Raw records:

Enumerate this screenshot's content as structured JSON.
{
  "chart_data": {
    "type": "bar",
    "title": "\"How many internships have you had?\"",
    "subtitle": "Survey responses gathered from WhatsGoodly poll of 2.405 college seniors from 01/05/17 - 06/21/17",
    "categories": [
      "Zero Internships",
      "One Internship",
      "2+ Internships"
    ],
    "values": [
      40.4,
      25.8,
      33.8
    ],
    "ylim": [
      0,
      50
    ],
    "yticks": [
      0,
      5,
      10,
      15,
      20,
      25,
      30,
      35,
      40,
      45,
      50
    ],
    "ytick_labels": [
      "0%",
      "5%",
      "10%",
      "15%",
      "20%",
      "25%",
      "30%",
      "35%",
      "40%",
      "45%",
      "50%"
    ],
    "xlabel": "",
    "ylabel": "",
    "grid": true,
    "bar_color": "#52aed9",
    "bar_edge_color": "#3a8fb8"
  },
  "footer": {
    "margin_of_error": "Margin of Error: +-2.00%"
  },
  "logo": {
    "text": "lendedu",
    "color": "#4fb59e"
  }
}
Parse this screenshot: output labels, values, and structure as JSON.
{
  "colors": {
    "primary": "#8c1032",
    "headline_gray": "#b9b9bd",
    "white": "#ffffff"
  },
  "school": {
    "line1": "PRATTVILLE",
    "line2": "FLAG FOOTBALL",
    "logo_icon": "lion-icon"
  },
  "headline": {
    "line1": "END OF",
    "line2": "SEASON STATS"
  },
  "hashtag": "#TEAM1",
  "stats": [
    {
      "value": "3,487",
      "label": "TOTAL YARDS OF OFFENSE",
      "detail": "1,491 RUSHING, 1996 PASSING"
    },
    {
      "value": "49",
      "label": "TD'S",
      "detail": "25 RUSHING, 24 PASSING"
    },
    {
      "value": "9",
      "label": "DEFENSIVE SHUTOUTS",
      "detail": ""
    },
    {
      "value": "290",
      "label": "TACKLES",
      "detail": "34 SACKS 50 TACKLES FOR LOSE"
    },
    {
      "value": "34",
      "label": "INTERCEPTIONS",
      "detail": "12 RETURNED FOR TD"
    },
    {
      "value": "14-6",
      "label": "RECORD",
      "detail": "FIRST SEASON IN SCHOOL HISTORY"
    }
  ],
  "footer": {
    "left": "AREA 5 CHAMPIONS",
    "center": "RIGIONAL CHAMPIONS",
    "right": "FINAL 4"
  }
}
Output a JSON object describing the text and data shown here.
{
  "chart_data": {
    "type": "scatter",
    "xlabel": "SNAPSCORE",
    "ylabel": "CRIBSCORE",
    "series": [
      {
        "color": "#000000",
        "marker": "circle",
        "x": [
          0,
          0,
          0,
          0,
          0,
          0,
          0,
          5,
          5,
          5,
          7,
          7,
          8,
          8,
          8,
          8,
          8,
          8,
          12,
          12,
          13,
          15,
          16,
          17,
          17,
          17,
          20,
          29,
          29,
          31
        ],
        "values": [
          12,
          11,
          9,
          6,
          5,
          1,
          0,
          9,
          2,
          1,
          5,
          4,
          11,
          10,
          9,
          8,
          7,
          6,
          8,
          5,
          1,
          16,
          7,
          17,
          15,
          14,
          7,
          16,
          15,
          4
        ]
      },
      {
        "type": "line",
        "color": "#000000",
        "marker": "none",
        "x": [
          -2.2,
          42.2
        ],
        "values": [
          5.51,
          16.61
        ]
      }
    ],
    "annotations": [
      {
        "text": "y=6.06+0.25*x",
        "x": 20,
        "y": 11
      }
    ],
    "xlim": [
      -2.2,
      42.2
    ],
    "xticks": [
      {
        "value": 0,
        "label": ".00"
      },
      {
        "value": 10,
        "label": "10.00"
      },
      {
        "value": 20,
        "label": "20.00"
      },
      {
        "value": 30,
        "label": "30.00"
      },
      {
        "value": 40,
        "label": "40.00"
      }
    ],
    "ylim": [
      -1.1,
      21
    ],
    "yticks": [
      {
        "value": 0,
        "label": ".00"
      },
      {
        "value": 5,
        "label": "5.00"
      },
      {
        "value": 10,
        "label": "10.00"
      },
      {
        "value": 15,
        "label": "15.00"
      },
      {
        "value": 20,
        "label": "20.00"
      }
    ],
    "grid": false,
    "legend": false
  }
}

__Problem__. Output only the lines from the one holding "Output a JSON" through the last line above, exactly as they appear.

__Exercise output__.
Output a JSON object describing the text and data shown here.
{
  "chart_data": {
    "type": "scatter",
    "xlabel": "SNAPSCORE",
    "ylabel": "CRIBSCORE",
    "series": [
      {
        "color": "#000000",
        "marker": "circle",
        "x": [
          0,
          0,
          0,
          0,
          0,
          0,
          0,
          5,
          5,
          5,
          7,
          7,
          8,
          8,
          8,
          8,
          8,
          8,
          12,
          12,
          13,
          15,
          16,
          17,
          17,
          17,
          20,
          29,
          29,
          31
        ],
        "values": [
          12,
          11,
          9,
          6,
          5,
          1,
          0,
          9,
          2,
          1,
          5,
          4,
          11,
          10,
          9,
          8,
          7,
          6,
          8,
          5,
          1,
          16,
          7,
          17,
          15,
          14,
          7,
          16,
          15,
          4
        ]
      },
      {
        "type": "line",
        "color": "#000000",
        "marker": "none",
        "x": [
          -2.2,
          42.2
        ],
        "values": [
          5.51,
          16.61
        ]
      }
    ],
    "annotations": [
      {
        "text": "y=6.06+0.25*x",
        "x": 20,
        "y": 11
      }
    ],
    "xlim": [
      -2.2,
      42.2
    ],
    "xticks": [
      {
        "value": 0,
        "label": ".00"
      },
      {
        "value": 10,
        "label": "10.00"
      },
      {
        "value": 20,
        "label": "20.00"
      },
      {
        "value": 30,
        "label": "30.00"
      },
      {
        "value": 40,
        "label": "40.00"
      }
    ],
    "ylim": [
      -1.1,
      21
    ],
    "yticks": [
      {
        "value": 0,
        "label": ".00"
      },
      {
        "value": 5,
        "label": "5.00"
      },
      {
        "value": 10,
        "label": "10.00"
      },
      {
        "value": 15,
        "label": "15.00"
      },
      {
        "value": 20,
        "label": "20.00"
      }
    ],
    "grid": false,
    "legend": false
  }
}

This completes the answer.